> **Structured figure records**:
# # # #

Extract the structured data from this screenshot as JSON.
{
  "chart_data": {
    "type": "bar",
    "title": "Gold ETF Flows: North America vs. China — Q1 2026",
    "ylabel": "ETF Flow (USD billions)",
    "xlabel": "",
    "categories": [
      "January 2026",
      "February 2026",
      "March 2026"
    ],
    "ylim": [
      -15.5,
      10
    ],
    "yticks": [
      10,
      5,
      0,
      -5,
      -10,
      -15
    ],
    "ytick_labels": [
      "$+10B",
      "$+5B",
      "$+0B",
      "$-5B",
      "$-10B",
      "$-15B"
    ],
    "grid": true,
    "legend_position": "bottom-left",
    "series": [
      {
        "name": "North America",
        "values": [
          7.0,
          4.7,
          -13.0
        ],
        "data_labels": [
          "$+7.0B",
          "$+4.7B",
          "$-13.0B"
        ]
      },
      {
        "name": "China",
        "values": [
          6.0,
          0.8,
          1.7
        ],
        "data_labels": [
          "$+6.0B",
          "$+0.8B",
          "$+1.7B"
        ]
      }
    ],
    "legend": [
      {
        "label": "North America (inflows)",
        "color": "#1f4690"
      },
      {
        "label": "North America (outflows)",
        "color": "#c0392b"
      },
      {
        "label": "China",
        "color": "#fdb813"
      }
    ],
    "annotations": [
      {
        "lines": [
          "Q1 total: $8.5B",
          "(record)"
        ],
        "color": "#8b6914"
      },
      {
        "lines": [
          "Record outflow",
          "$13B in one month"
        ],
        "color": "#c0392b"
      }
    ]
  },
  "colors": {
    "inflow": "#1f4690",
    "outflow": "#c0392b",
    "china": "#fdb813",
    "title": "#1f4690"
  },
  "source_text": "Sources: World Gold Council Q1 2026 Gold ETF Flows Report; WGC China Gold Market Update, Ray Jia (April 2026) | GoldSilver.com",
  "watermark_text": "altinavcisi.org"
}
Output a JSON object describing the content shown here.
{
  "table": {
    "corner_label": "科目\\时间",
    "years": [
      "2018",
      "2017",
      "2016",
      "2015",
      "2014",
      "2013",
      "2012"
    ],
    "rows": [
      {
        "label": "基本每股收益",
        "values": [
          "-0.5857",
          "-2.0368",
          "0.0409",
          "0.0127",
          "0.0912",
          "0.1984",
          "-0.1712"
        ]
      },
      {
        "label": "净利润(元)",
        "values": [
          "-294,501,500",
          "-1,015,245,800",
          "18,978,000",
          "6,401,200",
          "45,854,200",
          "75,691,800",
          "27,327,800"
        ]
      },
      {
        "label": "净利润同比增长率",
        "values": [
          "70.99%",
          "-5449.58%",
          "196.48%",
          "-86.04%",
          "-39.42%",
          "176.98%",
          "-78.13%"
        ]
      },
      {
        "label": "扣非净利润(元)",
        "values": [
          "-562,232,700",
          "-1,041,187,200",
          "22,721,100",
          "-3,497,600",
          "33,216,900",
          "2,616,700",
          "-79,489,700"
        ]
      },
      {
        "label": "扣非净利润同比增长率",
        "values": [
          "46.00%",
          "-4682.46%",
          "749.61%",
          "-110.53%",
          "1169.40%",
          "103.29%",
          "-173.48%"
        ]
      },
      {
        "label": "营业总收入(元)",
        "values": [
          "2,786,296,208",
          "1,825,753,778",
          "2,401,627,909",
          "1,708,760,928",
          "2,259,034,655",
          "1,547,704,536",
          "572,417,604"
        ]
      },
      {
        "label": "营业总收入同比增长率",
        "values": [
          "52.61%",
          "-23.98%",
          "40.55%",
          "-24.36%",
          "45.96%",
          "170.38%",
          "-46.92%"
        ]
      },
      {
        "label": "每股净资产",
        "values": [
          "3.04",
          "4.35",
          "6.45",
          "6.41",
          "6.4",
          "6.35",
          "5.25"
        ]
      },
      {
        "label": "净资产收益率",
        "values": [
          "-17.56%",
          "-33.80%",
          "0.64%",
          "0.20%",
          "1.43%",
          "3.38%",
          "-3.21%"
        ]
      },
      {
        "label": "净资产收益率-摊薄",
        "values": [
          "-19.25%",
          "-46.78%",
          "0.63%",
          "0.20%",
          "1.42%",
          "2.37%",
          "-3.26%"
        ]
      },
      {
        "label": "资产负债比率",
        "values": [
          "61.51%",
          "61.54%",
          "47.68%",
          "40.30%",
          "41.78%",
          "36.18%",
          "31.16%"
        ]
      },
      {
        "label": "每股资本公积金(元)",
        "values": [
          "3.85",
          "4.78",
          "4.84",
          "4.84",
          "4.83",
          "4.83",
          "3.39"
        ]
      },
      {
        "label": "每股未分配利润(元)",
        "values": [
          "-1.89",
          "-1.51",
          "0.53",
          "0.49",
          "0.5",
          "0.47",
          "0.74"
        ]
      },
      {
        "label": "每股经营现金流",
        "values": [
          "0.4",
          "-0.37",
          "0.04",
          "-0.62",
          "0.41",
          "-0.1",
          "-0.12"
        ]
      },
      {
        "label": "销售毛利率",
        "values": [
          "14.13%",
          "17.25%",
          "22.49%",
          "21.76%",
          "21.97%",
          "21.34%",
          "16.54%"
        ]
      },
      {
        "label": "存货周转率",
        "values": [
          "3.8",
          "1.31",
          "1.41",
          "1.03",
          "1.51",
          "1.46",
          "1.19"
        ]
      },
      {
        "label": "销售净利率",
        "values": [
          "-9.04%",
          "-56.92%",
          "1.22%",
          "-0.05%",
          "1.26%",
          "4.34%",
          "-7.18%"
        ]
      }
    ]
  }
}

# # # #

> **YOUR INSTRUCTIONS**: Copy down every line of the material above that includes the string "JSON".

> **FULL ANSWER**:
Extract the structured data from this screenshot as JSON.
Output a JSON object describing the content shown here.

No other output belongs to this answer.